- **AIM OF THE TASK**:
Every line below that mentions the word "Schonach" should be copied out.

— START —

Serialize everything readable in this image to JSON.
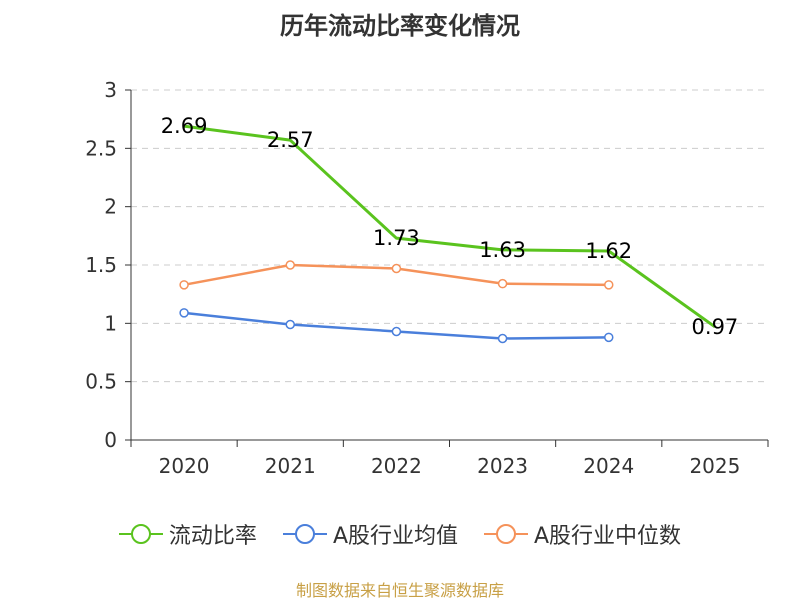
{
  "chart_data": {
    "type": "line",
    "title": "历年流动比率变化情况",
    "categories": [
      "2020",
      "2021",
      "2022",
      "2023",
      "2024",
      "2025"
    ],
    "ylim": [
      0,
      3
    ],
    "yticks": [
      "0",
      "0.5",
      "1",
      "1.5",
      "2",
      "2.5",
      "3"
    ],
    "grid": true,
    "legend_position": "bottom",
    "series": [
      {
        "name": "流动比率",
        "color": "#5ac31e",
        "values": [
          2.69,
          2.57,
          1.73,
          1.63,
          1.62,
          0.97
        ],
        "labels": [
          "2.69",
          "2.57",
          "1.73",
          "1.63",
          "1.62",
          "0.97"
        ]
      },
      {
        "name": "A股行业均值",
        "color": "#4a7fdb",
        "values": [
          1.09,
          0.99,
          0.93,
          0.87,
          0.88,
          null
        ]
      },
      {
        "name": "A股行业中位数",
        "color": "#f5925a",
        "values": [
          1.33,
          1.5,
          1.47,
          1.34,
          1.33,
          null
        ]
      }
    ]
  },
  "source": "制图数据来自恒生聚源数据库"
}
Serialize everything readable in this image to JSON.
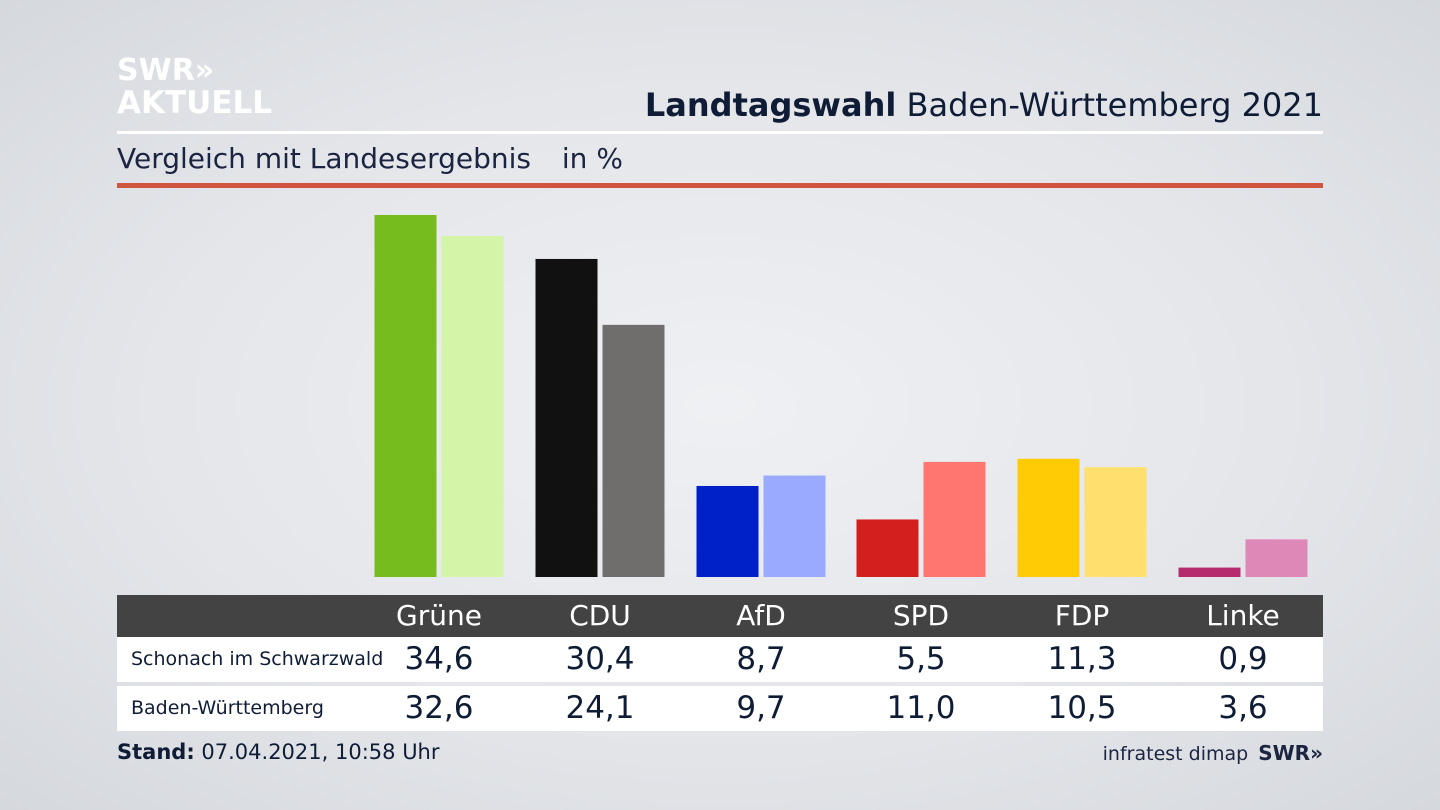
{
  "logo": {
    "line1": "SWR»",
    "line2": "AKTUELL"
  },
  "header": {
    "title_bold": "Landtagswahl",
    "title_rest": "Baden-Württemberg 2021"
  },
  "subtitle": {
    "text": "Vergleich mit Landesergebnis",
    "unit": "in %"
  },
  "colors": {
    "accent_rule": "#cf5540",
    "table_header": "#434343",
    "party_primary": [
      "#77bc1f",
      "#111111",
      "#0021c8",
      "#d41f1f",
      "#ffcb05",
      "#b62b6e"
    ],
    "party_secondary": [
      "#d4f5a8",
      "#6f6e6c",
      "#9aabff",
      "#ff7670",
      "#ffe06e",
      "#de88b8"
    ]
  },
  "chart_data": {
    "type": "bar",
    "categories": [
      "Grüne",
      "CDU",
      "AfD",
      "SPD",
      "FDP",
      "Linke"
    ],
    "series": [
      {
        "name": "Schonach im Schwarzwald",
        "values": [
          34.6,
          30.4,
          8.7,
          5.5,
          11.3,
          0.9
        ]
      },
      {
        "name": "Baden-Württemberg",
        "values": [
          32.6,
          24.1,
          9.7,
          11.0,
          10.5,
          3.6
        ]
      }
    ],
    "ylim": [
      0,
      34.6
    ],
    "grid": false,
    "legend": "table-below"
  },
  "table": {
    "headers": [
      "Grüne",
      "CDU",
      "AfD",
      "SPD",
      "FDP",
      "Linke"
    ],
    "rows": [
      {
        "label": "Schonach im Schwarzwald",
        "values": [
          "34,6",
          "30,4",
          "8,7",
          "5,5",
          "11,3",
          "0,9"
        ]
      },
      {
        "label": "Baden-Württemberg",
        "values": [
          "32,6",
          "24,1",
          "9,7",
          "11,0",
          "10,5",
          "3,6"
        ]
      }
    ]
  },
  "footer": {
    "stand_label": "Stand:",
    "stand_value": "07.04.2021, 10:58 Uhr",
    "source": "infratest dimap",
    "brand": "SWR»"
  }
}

— END —
— START —

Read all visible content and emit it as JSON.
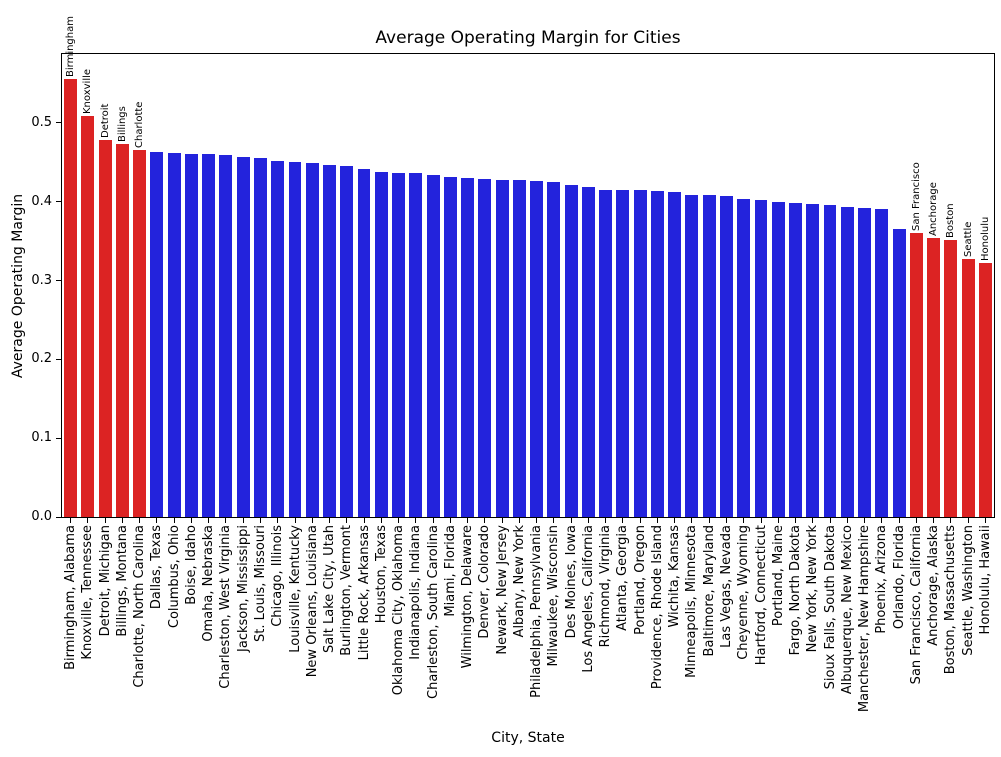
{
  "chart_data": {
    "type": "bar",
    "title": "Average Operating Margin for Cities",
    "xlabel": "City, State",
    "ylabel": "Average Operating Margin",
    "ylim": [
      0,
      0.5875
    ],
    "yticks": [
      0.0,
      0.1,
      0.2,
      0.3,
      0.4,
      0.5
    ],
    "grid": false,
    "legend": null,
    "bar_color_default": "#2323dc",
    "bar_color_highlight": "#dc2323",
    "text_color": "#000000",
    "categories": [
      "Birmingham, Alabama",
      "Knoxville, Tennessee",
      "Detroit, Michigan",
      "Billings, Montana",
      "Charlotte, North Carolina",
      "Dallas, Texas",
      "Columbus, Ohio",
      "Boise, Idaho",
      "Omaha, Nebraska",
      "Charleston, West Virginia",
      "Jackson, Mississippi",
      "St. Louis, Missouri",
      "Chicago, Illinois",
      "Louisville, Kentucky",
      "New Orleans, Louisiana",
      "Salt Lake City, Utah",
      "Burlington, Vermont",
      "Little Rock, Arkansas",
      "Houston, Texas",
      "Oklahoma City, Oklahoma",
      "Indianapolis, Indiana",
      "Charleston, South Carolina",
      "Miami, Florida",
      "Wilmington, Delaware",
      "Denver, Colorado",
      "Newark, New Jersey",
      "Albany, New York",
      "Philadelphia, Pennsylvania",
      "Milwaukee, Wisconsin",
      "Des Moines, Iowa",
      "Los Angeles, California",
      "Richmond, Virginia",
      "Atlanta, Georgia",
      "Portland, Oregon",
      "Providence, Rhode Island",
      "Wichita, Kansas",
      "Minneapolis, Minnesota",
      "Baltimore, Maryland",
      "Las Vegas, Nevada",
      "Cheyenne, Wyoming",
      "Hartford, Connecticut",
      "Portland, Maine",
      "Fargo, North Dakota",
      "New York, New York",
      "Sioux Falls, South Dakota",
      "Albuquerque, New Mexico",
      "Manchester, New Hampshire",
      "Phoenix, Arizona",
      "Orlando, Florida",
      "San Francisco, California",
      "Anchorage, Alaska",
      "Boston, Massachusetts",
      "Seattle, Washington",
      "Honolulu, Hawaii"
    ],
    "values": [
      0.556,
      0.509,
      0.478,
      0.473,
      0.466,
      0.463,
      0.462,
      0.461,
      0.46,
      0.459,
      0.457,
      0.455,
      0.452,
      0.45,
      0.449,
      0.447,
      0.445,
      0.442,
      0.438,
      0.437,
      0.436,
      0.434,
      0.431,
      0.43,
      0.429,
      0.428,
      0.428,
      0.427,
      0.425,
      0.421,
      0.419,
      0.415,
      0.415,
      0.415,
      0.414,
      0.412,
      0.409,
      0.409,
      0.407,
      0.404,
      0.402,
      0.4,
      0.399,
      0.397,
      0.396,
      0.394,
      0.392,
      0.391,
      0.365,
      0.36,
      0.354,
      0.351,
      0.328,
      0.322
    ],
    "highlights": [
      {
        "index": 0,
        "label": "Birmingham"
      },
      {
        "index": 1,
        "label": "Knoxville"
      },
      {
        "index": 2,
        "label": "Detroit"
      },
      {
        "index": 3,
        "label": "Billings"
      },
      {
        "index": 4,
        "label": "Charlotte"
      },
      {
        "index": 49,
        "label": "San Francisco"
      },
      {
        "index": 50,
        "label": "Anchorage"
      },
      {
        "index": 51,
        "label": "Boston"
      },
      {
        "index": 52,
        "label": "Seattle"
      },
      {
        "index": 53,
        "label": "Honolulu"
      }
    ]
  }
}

— END —

- **ANSWER TO THE EXERCISE**:
        "name": "Schonach im Schwarzwald",
        "label": "Schonach im Schwarzwald",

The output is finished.